### WHAT NEEDS TO BE DONE
Reproduce each line from the records that holds "panel".

* Start DATASET RECORDS *

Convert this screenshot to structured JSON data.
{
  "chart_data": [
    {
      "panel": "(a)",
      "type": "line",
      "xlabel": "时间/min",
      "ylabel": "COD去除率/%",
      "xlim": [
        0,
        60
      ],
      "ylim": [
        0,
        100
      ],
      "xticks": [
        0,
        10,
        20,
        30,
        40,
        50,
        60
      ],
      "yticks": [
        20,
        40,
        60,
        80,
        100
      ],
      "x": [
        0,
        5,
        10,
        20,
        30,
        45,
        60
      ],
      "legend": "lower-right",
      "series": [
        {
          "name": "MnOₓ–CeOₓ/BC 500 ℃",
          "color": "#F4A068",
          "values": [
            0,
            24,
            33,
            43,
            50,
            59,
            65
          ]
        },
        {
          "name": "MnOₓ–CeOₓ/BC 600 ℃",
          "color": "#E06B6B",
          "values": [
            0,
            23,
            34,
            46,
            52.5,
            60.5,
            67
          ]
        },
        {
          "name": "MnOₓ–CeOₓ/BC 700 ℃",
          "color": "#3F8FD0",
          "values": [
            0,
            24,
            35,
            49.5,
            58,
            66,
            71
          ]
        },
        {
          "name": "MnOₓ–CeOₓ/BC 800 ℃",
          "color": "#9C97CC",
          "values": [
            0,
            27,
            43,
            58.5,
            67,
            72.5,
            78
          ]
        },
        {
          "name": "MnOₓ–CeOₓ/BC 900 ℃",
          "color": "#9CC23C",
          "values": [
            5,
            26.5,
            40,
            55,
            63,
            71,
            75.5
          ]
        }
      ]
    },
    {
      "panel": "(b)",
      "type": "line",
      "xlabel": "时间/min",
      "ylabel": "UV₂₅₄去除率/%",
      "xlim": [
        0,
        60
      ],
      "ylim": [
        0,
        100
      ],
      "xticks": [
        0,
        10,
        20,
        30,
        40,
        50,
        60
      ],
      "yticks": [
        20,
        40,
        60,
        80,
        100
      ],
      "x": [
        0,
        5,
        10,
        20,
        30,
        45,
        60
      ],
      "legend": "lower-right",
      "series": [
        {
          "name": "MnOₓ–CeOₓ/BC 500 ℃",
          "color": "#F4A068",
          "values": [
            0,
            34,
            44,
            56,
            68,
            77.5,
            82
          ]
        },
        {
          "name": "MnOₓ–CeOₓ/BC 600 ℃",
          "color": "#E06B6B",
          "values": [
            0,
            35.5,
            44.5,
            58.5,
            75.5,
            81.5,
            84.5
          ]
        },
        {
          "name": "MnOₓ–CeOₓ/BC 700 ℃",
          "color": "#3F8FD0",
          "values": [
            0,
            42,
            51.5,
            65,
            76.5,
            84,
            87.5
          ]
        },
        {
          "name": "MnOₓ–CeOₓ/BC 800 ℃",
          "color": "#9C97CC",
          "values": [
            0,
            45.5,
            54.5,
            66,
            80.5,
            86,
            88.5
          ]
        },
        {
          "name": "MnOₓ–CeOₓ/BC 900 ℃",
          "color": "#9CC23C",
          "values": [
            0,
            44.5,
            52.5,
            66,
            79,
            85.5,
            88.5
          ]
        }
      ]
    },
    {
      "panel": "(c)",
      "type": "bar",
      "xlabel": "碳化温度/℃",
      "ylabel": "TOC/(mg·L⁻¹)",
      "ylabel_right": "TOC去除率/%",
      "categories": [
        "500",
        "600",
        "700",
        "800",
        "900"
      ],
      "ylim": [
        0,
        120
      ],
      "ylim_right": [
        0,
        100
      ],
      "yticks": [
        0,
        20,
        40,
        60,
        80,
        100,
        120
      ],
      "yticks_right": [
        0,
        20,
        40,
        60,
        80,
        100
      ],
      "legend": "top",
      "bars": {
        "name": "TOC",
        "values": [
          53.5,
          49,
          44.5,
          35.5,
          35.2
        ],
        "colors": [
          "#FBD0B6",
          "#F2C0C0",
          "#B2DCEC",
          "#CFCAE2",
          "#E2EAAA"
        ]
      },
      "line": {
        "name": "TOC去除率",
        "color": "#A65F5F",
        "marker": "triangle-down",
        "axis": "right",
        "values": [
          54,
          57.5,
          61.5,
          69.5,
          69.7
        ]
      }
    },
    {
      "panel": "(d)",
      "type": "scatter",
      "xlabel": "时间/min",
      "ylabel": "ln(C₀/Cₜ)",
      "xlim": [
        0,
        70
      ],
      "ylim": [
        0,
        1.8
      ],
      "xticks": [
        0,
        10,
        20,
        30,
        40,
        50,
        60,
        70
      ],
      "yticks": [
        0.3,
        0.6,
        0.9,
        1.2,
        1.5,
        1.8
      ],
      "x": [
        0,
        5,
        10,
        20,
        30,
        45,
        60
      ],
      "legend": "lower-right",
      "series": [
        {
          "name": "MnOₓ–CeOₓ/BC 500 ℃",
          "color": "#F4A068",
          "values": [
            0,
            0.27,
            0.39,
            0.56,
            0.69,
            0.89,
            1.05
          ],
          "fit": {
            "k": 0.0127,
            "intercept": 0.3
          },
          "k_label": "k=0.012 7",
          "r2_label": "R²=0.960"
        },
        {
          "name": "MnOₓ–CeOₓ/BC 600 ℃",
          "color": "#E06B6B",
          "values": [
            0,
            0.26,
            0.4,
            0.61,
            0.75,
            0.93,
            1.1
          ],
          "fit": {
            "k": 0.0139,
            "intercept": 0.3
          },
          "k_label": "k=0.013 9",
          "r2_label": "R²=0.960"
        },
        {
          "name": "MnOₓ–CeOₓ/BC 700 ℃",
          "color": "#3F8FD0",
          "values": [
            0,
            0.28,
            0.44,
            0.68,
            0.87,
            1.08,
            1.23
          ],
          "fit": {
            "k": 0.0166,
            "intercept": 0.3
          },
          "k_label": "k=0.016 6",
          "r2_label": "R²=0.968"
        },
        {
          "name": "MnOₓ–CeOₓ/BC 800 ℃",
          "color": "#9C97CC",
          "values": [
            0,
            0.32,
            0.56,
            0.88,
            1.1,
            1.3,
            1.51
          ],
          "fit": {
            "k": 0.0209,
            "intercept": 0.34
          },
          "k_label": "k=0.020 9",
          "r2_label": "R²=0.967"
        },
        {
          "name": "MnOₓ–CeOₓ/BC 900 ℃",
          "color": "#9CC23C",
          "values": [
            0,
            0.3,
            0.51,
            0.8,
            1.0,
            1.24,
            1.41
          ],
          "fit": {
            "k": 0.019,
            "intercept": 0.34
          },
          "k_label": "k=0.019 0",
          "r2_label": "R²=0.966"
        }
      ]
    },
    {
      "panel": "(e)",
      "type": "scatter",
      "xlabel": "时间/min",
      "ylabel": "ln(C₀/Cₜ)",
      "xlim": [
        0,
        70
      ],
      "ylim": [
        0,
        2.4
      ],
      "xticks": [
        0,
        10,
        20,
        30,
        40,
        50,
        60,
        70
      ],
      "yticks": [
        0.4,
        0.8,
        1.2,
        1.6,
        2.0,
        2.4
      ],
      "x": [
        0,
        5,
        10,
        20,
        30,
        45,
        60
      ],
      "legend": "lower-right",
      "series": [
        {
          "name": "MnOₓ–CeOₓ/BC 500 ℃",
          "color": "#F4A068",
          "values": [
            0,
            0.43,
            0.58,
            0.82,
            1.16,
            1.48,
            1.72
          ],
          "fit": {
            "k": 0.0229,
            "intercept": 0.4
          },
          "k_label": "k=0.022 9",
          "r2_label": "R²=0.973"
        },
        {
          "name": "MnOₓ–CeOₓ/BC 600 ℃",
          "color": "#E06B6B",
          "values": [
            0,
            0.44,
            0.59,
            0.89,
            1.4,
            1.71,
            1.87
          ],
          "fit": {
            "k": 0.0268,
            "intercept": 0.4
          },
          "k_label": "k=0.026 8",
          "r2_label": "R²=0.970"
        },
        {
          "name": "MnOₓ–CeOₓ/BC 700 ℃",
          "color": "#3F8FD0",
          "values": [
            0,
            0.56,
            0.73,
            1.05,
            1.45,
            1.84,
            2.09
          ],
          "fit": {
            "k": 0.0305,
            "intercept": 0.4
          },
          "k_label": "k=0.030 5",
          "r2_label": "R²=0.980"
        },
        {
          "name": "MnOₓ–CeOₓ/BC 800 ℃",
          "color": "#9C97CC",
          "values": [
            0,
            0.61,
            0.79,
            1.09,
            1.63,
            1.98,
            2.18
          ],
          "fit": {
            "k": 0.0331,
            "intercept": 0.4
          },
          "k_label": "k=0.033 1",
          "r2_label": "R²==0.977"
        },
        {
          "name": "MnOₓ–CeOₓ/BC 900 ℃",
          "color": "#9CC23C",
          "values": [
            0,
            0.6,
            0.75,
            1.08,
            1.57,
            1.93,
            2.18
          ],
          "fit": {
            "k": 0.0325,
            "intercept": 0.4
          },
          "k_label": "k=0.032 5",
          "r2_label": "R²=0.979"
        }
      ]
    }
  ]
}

* End DATASET RECORDS *

### SOLVED EXERCISE
      "panel": "(a)",
      "panel": "(b)",
      "panel": "(c)",
      "panel": "(d)",
      "panel": "(e)",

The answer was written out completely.